> _Given records_
Start

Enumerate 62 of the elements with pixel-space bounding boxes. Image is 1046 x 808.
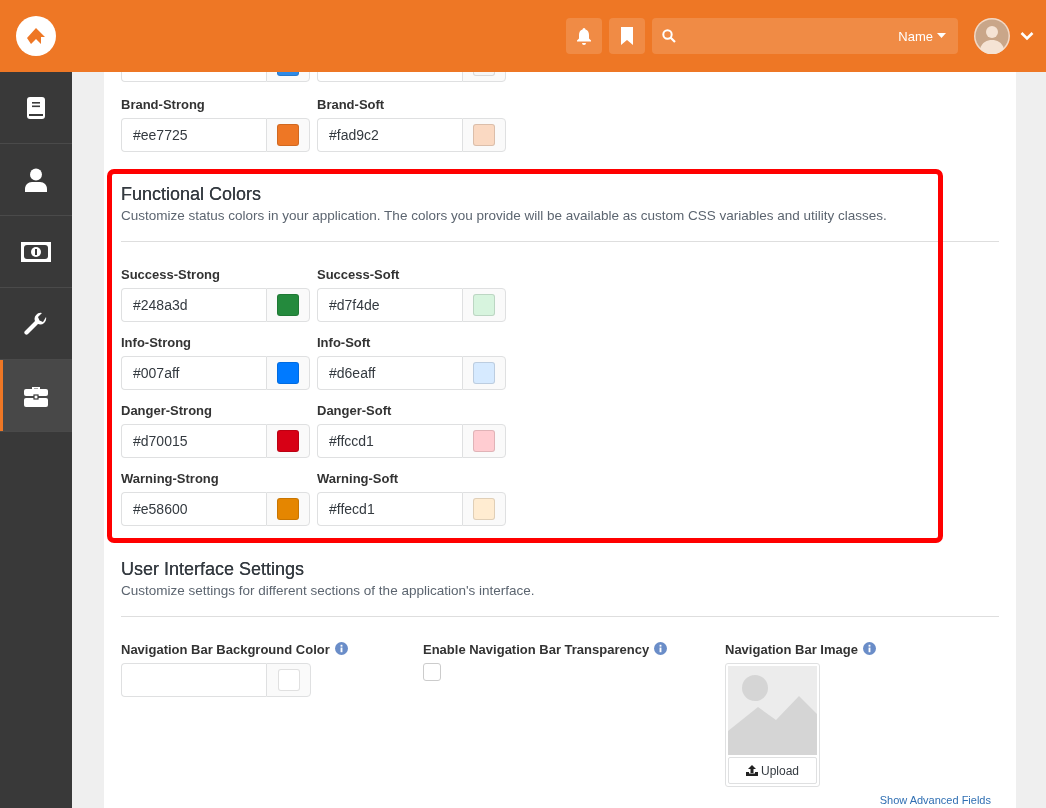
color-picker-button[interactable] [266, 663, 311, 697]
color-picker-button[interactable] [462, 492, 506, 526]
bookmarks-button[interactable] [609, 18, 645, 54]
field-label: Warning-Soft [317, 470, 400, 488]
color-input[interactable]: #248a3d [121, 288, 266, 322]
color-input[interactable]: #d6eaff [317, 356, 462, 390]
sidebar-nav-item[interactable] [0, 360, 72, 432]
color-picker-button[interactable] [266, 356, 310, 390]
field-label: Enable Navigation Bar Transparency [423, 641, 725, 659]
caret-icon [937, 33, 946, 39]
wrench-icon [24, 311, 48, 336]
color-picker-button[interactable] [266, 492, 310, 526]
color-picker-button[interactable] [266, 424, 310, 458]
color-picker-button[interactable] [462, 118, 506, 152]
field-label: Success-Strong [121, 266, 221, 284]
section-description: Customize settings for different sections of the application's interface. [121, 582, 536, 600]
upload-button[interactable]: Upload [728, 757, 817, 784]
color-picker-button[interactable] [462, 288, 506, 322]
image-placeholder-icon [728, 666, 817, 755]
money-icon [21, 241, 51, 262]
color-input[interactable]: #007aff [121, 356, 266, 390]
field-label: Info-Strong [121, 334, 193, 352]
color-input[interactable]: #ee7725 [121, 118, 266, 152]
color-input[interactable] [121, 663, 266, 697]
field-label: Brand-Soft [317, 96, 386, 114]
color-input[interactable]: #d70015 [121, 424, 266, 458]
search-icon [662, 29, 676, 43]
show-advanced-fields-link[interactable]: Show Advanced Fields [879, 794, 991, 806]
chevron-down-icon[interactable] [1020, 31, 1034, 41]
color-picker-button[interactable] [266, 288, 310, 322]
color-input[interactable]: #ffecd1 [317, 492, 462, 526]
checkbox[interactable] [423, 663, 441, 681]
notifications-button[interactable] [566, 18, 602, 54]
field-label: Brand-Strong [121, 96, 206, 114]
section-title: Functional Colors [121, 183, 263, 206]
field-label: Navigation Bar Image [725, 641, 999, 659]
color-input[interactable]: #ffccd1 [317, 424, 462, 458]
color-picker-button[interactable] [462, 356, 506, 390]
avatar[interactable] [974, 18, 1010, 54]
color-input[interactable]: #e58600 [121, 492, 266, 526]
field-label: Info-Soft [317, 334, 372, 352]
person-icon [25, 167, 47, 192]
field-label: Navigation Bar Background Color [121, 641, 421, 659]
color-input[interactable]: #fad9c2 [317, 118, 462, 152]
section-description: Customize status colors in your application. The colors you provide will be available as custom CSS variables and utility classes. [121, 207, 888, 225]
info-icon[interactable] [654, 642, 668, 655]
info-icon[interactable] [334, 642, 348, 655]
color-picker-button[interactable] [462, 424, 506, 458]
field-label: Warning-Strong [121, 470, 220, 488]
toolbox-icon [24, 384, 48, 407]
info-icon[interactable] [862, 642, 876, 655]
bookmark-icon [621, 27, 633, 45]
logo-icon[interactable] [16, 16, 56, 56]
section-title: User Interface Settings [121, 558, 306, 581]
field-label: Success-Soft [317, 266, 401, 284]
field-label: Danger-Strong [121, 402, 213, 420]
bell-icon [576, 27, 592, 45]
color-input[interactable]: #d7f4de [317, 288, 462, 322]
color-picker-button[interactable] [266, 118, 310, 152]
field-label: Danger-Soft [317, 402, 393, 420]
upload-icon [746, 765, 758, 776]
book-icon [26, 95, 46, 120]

End
Start

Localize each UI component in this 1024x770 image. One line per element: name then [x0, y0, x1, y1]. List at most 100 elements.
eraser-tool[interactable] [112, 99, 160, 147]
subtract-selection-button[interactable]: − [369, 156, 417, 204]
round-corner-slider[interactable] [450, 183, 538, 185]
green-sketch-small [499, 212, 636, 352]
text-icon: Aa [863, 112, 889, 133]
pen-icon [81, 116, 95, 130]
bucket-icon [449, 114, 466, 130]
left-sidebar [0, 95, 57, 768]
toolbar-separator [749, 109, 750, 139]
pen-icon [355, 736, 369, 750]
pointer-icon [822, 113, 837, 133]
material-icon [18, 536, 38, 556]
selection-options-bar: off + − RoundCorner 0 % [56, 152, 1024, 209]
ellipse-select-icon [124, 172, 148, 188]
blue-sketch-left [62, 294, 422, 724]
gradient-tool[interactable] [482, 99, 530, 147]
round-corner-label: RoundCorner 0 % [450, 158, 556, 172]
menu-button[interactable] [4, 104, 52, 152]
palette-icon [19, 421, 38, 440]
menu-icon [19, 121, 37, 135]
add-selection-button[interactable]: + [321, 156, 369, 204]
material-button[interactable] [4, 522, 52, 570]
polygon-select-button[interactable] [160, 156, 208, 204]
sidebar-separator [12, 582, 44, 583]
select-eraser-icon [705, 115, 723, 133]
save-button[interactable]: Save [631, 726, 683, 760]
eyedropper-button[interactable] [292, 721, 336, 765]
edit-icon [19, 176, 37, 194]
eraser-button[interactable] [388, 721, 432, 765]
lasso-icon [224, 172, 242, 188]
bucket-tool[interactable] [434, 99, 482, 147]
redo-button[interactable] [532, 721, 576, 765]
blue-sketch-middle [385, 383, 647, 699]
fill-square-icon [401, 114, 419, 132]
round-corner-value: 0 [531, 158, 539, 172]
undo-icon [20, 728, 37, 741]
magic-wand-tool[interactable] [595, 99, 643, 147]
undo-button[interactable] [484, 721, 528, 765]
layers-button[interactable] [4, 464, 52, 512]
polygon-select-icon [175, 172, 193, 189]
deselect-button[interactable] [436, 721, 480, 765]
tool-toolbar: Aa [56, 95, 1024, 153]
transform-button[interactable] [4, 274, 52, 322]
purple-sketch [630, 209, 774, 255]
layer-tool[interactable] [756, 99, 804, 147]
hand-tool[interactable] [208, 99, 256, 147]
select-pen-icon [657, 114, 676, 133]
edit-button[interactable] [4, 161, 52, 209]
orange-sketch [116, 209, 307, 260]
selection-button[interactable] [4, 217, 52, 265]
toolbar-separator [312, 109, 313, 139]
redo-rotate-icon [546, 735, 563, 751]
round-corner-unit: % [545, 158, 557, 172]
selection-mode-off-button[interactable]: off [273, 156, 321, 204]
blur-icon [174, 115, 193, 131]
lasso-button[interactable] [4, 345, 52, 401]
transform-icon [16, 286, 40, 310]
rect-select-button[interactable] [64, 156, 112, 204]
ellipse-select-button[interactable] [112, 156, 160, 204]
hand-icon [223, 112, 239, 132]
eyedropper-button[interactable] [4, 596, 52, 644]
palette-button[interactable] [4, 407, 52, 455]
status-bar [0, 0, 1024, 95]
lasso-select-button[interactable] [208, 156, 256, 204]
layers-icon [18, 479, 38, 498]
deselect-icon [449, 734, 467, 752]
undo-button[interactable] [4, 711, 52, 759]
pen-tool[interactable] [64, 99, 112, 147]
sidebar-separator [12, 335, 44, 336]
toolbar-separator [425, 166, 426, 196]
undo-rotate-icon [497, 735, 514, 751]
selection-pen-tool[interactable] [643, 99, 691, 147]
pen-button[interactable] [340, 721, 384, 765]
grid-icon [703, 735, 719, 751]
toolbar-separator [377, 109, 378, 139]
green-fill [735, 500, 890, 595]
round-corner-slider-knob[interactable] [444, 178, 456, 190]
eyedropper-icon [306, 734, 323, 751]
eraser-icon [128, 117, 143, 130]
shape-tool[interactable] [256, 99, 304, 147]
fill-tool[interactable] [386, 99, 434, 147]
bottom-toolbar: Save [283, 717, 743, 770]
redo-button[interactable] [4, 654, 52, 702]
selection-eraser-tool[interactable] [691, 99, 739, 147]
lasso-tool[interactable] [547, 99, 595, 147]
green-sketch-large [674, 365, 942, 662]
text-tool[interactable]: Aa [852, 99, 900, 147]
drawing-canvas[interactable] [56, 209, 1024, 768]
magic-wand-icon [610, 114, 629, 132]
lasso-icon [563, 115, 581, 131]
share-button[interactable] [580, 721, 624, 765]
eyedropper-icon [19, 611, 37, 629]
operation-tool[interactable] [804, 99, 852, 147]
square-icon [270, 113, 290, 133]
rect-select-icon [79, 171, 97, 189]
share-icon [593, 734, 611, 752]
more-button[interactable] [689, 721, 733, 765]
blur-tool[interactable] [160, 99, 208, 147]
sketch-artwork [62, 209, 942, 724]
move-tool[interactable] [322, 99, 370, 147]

End

> _The exercise_
Reproduce only the listing lines starting at the line that contains "color-picker-button[interactable] [266, 663, 311, 697]" and ending at the line that contains "color-input[interactable]: #fad9c2 [317, 118, 462, 152]", swapping "color-picker-button" for "color-swatch-button" and leaving everything else unchanged.

> _Task answer_
color-swatch-button[interactable] [266, 663, 311, 697]
color-swatch-button[interactable] [462, 492, 506, 526]
bookmarks-button[interactable] [609, 18, 645, 54]
field-label: Warning-Soft [317, 470, 400, 488]
color-input[interactable]: #248a3d [121, 288, 266, 322]
color-input[interactable]: #d6eaff [317, 356, 462, 390]
sidebar-nav-item[interactable] [0, 360, 72, 432]
color-swatch-button[interactable] [266, 356, 310, 390]
field-label: Enable Navigation Bar Transparency [423, 641, 725, 659]
caret-icon [937, 33, 946, 39]
wrench-icon [24, 311, 48, 336]
color-swatch-button[interactable] [266, 492, 310, 526]
color-swatch-button[interactable] [266, 424, 310, 458]
color-swatch-button[interactable] [462, 118, 506, 152]
field-label: Success-Strong [121, 266, 221, 284]
section-description: Customize settings for different sections of the application's interface. [121, 582, 536, 600]
upload-button[interactable]: Upload [728, 757, 817, 784]
color-swatch-button[interactable] [462, 288, 506, 322]
image-placeholder-icon [728, 666, 817, 755]
money-icon [21, 241, 51, 262]
color-input[interactable]: #007aff [121, 356, 266, 390]
field-label: Info-Strong [121, 334, 193, 352]
color-input[interactable]: #ee7725 [121, 118, 266, 152]
color-input[interactable] [121, 663, 266, 697]
field-label: Brand-Soft [317, 96, 386, 114]
color-input[interactable]: #d70015 [121, 424, 266, 458]
search-icon [662, 29, 676, 43]
show-advanced-fields-link[interactable]: Show Advanced Fields [879, 794, 991, 806]
chevron-down-icon[interactable] [1020, 31, 1034, 41]
color-swatch-button[interactable] [266, 288, 310, 322]
color-input[interactable]: #ffecd1 [317, 492, 462, 526]
checkbox[interactable] [423, 663, 441, 681]
notifications-button[interactable] [566, 18, 602, 54]
field-label: Brand-Strong [121, 96, 206, 114]
section-title: Functional Colors [121, 183, 263, 206]
field-label: Navigation Bar Image [725, 641, 999, 659]
color-input[interactable]: #ffccd1 [317, 424, 462, 458]
color-swatch-button[interactable] [462, 356, 506, 390]
avatar[interactable] [974, 18, 1010, 54]
color-input[interactable]: #e58600 [121, 492, 266, 526]
field-label: Info-Soft [317, 334, 372, 352]
person-icon [25, 167, 47, 192]
field-label: Navigation Bar Background Color [121, 641, 421, 659]
color-input[interactable]: #fad9c2 [317, 118, 462, 152]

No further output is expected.